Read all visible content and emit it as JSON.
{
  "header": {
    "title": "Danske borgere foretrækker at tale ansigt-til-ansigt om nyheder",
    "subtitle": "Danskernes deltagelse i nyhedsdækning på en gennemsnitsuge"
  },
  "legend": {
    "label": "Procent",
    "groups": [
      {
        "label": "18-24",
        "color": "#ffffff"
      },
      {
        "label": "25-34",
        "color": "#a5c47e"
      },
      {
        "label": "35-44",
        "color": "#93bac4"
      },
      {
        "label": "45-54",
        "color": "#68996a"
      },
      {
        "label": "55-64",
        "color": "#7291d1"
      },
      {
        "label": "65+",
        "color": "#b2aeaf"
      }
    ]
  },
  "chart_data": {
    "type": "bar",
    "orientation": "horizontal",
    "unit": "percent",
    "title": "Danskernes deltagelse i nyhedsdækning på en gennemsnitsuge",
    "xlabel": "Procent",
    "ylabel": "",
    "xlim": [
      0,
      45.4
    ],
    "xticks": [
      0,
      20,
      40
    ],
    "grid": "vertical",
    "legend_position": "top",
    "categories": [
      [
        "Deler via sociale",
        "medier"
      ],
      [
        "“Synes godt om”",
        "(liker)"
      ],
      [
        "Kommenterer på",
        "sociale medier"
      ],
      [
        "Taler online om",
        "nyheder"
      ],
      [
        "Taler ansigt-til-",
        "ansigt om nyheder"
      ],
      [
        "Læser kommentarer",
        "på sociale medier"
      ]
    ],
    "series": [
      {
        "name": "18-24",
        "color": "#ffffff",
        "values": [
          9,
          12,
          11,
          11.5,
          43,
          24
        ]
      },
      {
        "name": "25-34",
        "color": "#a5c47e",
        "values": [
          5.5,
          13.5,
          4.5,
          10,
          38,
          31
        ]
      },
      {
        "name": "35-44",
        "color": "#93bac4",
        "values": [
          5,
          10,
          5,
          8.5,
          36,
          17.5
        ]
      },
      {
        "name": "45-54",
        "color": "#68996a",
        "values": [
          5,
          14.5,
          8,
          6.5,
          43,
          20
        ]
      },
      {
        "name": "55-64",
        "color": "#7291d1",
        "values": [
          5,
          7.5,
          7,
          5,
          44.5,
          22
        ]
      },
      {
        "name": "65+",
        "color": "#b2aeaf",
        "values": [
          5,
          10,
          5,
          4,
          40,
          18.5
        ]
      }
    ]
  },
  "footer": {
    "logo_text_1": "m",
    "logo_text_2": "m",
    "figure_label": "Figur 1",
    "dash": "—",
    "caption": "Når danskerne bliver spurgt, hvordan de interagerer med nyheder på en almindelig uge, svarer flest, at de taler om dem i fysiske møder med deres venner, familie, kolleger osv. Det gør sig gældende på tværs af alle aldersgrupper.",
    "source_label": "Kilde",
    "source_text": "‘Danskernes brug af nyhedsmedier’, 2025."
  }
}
══════
#### Request:
Reproduce the material precisely, including every line.

#### Complete response:
Read all visible content and emit it as JSON.
{
  "header": {
    "title": "Danske borgere foretrækker at tale ansigt-til-ansigt om nyheder",
    "subtitle": "Danskernes deltagelse i nyhedsdækning på en gennemsnitsuge"
  },
  "legend": {
    "label": "Procent",
    "groups": [
      {
        "label": "18-24",
        "color": "#ffffff"
      },
      {
        "label": "25-34",
        "color": "#a5c47e"
      },
      {
        "label": "35-44",
        "color": "#93bac4"
      },
      {
        "label": "45-54",
        "color": "#68996a"
      },
      {
        "label": "55-64",
        "color": "#7291d1"
      },
      {
        "label": "65+",
        "color": "#b2aeaf"
      }
    ]
  },
  "chart_data": {
    "type": "bar",
    "orientation": "horizontal",
    "unit": "percent",
    "title": "Danskernes deltagelse i nyhedsdækning på en gennemsnitsuge",
    "xlabel": "Procent",
    "ylabel": "",
    "xlim": [
      0,
      45.4
    ],
    "xticks": [
      0,
      20,
      40
    ],
    "grid": "vertical",
    "legend_position": "top",
    "categories": [
      [
        "Deler via sociale",
        "medier"
      ],
      [
        "“Synes godt om”",
        "(liker)"
      ],
      [
        "Kommenterer på",
        "sociale medier"
      ],
      [
        "Taler online om",
        "nyheder"
      ],
      [
        "Taler ansigt-til-",
        "ansigt om nyheder"
      ],
      [
        "Læser kommentarer",
        "på sociale medier"
      ]
    ],
    "series": [
      {
        "name": "18-24",
        "color": "#ffffff",
        "values": [
          9,
          12,
          11,
          11.5,
          43,
          24
        ]
      },
      {
        "name": "25-34",
        "color": "#a5c47e",
        "values": [
          5.5,
          13.5,
          4.5,
          10,
          38,
          31
        ]
      },
      {
        "name": "35-44",
        "color": "#93bac4",
        "values": [
          5,
          10,
          5,
          8.5,
          36,
          17.5
        ]
      },
      {
        "name": "45-54",
        "color": "#68996a",
        "values": [
          5,
          14.5,
          8,
          6.5,
          43,
          20
        ]
      },
      {
        "name": "55-64",
        "color": "#7291d1",
        "values": [
          5,
          7.5,
          7,
          5,
          44.5,
          22
        ]
      },
      {
        "name": "65+",
        "color": "#b2aeaf",
        "values": [
          5,
          10,
          5,
          4,
          40,
          18.5
        ]
      }
    ]
  },
  "footer": {
    "logo_text_1": "m",
    "logo_text_2": "m",
    "figure_label": "Figur 1",
    "dash": "—",
    "caption": "Når danskerne bliver spurgt, hvordan de interagerer med nyheder på en almindelig uge, svarer flest, at de taler om dem i fysiske møder med deres venner, familie, kolleger osv. Det gør sig gældende på tværs af alle aldersgrupper.",
    "source_label": "Kilde",
    "source_text": "‘Danskernes brug af nyhedsmedier’, 2025."
  }
}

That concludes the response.